EXERCISE DESCRIPTION - Transcribe all of the material exactly.

* * * * * * *

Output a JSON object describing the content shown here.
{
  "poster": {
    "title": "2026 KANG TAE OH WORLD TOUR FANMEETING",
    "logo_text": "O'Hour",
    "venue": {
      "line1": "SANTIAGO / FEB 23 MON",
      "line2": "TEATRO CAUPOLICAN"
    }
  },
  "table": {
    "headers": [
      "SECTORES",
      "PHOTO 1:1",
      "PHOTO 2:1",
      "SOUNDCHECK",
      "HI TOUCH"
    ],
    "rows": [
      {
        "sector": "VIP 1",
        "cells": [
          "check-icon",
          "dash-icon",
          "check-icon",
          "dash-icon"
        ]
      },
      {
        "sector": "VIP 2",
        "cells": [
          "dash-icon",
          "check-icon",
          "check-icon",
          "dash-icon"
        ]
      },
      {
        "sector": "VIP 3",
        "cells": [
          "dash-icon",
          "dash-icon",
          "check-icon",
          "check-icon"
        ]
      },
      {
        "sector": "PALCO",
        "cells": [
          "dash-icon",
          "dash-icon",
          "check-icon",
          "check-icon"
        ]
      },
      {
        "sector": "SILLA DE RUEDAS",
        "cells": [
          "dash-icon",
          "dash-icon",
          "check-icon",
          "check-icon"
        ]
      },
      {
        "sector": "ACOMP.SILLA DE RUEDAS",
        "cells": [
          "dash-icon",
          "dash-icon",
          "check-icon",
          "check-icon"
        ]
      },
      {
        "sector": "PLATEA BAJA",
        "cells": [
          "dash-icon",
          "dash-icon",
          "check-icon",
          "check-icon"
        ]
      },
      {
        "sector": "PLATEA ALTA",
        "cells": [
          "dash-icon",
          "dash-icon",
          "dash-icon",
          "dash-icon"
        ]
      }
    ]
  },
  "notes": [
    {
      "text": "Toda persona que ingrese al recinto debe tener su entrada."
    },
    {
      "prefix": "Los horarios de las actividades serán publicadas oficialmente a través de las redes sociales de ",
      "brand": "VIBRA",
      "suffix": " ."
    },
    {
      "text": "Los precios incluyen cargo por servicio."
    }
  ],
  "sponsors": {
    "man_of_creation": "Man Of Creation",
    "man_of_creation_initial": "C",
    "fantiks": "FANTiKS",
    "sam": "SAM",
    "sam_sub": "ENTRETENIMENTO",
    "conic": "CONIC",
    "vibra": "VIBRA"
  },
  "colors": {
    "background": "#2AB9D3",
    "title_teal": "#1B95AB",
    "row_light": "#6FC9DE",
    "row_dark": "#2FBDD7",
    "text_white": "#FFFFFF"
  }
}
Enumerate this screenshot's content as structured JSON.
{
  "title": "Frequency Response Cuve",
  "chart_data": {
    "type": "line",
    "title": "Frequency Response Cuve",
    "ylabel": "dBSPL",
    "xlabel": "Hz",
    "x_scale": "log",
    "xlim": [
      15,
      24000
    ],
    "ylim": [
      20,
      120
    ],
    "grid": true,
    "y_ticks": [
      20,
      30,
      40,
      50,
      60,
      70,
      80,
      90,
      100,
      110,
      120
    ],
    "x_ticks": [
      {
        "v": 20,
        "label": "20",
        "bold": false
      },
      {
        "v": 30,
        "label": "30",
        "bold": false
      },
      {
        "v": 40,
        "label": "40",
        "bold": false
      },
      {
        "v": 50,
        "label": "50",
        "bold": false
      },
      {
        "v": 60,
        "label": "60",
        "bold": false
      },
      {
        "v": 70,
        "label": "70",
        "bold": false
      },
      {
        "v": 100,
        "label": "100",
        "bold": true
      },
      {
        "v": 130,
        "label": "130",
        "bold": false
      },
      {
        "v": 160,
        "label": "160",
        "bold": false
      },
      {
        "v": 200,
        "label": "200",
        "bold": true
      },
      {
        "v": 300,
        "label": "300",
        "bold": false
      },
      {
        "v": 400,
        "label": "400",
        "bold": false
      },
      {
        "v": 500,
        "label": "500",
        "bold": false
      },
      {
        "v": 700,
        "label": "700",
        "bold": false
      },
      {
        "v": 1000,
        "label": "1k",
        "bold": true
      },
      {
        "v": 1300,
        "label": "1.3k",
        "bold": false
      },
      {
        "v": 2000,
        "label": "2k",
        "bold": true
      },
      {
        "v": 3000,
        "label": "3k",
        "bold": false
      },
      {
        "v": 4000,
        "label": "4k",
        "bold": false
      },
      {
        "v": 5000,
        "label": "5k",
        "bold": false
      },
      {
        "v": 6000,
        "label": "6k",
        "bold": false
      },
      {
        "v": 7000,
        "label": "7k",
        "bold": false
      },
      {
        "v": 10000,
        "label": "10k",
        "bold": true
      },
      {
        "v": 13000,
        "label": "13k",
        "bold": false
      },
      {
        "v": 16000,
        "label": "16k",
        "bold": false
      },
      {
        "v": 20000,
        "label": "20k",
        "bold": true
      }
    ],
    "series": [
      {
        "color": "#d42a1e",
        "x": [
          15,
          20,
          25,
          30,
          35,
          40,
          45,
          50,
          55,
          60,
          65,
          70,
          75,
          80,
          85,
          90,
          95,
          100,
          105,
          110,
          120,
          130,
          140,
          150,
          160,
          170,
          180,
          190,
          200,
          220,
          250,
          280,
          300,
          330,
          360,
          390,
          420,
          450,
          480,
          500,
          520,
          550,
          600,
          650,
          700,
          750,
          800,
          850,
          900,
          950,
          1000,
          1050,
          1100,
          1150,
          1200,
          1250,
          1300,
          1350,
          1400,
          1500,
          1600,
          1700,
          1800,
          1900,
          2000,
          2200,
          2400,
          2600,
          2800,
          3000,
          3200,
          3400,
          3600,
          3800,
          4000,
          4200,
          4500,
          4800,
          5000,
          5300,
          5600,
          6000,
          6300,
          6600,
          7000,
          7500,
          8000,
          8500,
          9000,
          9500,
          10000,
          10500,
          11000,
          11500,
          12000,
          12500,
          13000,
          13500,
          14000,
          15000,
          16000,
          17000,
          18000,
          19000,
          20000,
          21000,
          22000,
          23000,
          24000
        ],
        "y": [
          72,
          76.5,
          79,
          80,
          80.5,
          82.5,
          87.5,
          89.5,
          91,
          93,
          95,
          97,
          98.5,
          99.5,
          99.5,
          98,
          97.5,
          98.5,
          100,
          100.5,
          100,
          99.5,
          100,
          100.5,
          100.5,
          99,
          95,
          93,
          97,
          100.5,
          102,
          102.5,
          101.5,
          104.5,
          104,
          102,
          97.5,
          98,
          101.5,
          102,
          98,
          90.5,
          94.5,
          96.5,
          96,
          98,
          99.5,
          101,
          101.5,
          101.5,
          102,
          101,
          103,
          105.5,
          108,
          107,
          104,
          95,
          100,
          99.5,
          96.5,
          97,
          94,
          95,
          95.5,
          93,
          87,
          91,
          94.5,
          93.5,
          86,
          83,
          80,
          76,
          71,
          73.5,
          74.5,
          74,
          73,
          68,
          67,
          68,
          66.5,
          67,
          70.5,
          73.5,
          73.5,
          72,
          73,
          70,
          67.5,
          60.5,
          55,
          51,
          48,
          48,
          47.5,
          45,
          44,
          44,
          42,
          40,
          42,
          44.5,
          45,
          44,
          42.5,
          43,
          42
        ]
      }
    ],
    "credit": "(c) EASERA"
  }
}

* * * * * * *

OUTPUT -
Output a JSON object describing the content shown here.
{
  "poster": {
    "title": "2026 KANG TAE OH WORLD TOUR FANMEETING",
    "logo_text": "O'Hour",
    "venue": {
      "line1": "SANTIAGO / FEB 23 MON",
      "line2": "TEATRO CAUPOLICAN"
    }
  },
  "table": {
    "headers": [
      "SECTORES",
      "PHOTO 1:1",
      "PHOTO 2:1",
      "SOUNDCHECK",
      "HI TOUCH"
    ],
    "rows": [
      {
        "sector": "VIP 1",
        "cells": [
          "check-icon",
          "dash-icon",
          "check-icon",
          "dash-icon"
        ]
      },
      {
        "sector": "VIP 2",
        "cells": [
          "dash-icon",
          "check-icon",
          "check-icon",
          "dash-icon"
        ]
      },
      {
        "sector": "VIP 3",
        "cells": [
          "dash-icon",
          "dash-icon",
          "check-icon",
          "check-icon"
        ]
      },
      {
        "sector": "PALCO",
        "cells": [
          "dash-icon",
          "dash-icon",
          "check-icon",
          "check-icon"
        ]
      },
      {
        "sector": "SILLA DE RUEDAS",
        "cells": [
          "dash-icon",
          "dash-icon",
          "check-icon",
          "check-icon"
        ]
      },
      {
        "sector": "ACOMP.SILLA DE RUEDAS",
        "cells": [
          "dash-icon",
          "dash-icon",
          "check-icon",
          "check-icon"
        ]
      },
      {
        "sector": "PLATEA BAJA",
        "cells": [
          "dash-icon",
          "dash-icon",
          "check-icon",
          "check-icon"
        ]
      },
      {
        "sector": "PLATEA ALTA",
        "cells": [
          "dash-icon",
          "dash-icon",
          "dash-icon",
          "dash-icon"
        ]
      }
    ]
  },
  "notes": [
    {
      "text": "Toda persona que ingrese al recinto debe tener su entrada."
    },
    {
      "prefix": "Los horarios de las actividades serán publicadas oficialmente a través de las redes sociales de ",
      "brand": "VIBRA",
      "suffix": " ."
    },
    {
      "text": "Los precios incluyen cargo por servicio."
    }
  ],
  "sponsors": {
    "man_of_creation": "Man Of Creation",
    "man_of_creation_initial": "C",
    "fantiks": "FANTiKS",
    "sam": "SAM",
    "sam_sub": "ENTRETENIMENTO",
    "conic": "CONIC",
    "vibra": "VIBRA"
  },
  "colors": {
    "background": "#2AB9D3",
    "title_teal": "#1B95AB",
    "row_light": "#6FC9DE",
    "row_dark": "#2FBDD7",
    "text_white": "#FFFFFF"
  }
}
Enumerate this screenshot's content as structured JSON.
{
  "title": "Frequency Response Cuve",
  "chart_data": {
    "type": "line",
    "title": "Frequency Response Cuve",
    "ylabel": "dBSPL",
    "xlabel": "Hz",
    "x_scale": "log",
    "xlim": [
      15,
      24000
    ],
    "ylim": [
      20,
      120
    ],
    "grid": true,
    "y_ticks": [
      20,
      30,
      40,
      50,
      60,
      70,
      80,
      90,
      100,
      110,
      120
    ],
    "x_ticks": [
      {
        "v": 20,
        "label": "20",
        "bold": false
      },
      {
        "v": 30,
        "label": "30",
        "bold": false
      },
      {
        "v": 40,
        "label": "40",
        "bold": false
      },
      {
        "v": 50,
        "label": "50",
        "bold": false
      },
      {
        "v": 60,
        "label": "60",
        "bold": false
      },
      {
        "v": 70,
        "label": "70",
        "bold": false
      },
      {
        "v": 100,
        "label": "100",
        "bold": true
      },
      {
        "v": 130,
        "label": "130",
        "bold": false
      },
      {
        "v": 160,
        "label": "160",
        "bold": false
      },
      {
        "v": 200,
        "label": "200",
        "bold": true
      },
      {
        "v": 300,
        "label": "300",
        "bold": false
      },
      {
        "v": 400,
        "label": "400",
        "bold": false
      },
      {
        "v": 500,
        "label": "500",
        "bold": false
      },
      {
        "v": 700,
        "label": "700",
        "bold": false
      },
      {
        "v": 1000,
        "label": "1k",
        "bold": true
      },
      {
        "v": 1300,
        "label": "1.3k",
        "bold": false
      },
      {
        "v": 2000,
        "label": "2k",
        "bold": true
      },
      {
        "v": 3000,
        "label": "3k",
        "bold": false
      },
      {
        "v": 4000,
        "label": "4k",
        "bold": false
      },
      {
        "v": 5000,
        "label": "5k",
        "bold": false
      },
      {
        "v": 6000,
        "label": "6k",
        "bold": false
      },
      {
        "v": 7000,
        "label": "7k",
        "bold": false
      },
      {
        "v": 10000,
        "label": "10k",
        "bold": true
      },
      {
        "v": 13000,
        "label": "13k",
        "bold": false
      },
      {
        "v": 16000,
        "label": "16k",
        "bold": false
      },
      {
        "v": 20000,
        "label": "20k",
        "bold": true
      }
    ],
    "series": [
      {
        "color": "#d42a1e",
        "x": [
          15,
          20,
          25,
          30,
          35,
          40,
          45,
          50,
          55,
          60,
          65,
          70,
          75,
          80,
          85,
          90,
          95,
          100,
          105,
          110,
          120,
          130,
          140,
          150,
          160,
          170,
          180,
          190,
          200,
          220,
          250,
          280,
          300,
          330,
          360,
          390,
          420,
          450,
          480,
          500,
          520,
          550,
          600,
          650,
          700,
          750,
          800,
          850,
          900,
          950,
          1000,
          1050,
          1100,
          1150,
          1200,
          1250,
          1300,
          1350,
          1400,
          1500,
          1600,
          1700,
          1800,
          1900,
          2000,
          2200,
          2400,
          2600,
          2800,
          3000,
          3200,
          3400,
          3600,
          3800,
          4000,
          4200,
          4500,
          4800,
          5000,
          5300,
          5600,
          6000,
          6300,
          6600,
          7000,
          7500,
          8000,
          8500,
          9000,
          9500,
          10000,
          10500,
          11000,
          11500,
          12000,
          12500,
          13000,
          13500,
          14000,
          15000,
          16000,
          17000,
          18000,
          19000,
          20000,
          21000,
          22000,
          23000,
          24000
        ],
        "y": [
          72,
          76.5,
          79,
          80,
          80.5,
          82.5,
          87.5,
          89.5,
          91,
          93,
          95,
          97,
          98.5,
          99.5,
          99.5,
          98,
          97.5,
          98.5,
          100,
          100.5,
          100,
          99.5,
          100,
          100.5,
          100.5,
          99,
          95,
          93,
          97,
          100.5,
          102,
          102.5,
          101.5,
          104.5,
          104,
          102,
          97.5,
          98,
          101.5,
          102,
          98,
          90.5,
          94.5,
          96.5,
          96,
          98,
          99.5,
          101,
          101.5,
          101.5,
          102,
          101,
          103,
          105.5,
          108,
          107,
          104,
          95,
          100,
          99.5,
          96.5,
          97,
          94,
          95,
          95.5,
          93,
          87,
          91,
          94.5,
          93.5,
          86,
          83,
          80,
          76,
          71,
          73.5,
          74.5,
          74,
          73,
          68,
          67,
          68,
          66.5,
          67,
          70.5,
          73.5,
          73.5,
          72,
          73,
          70,
          67.5,
          60.5,
          55,
          51,
          48,
          48,
          47.5,
          45,
          44,
          44,
          42,
          40,
          42,
          44.5,
          45,
          44,
          42.5,
          43,
          42
        ]
      }
    ],
    "credit": "(c) EASERA"
  }
}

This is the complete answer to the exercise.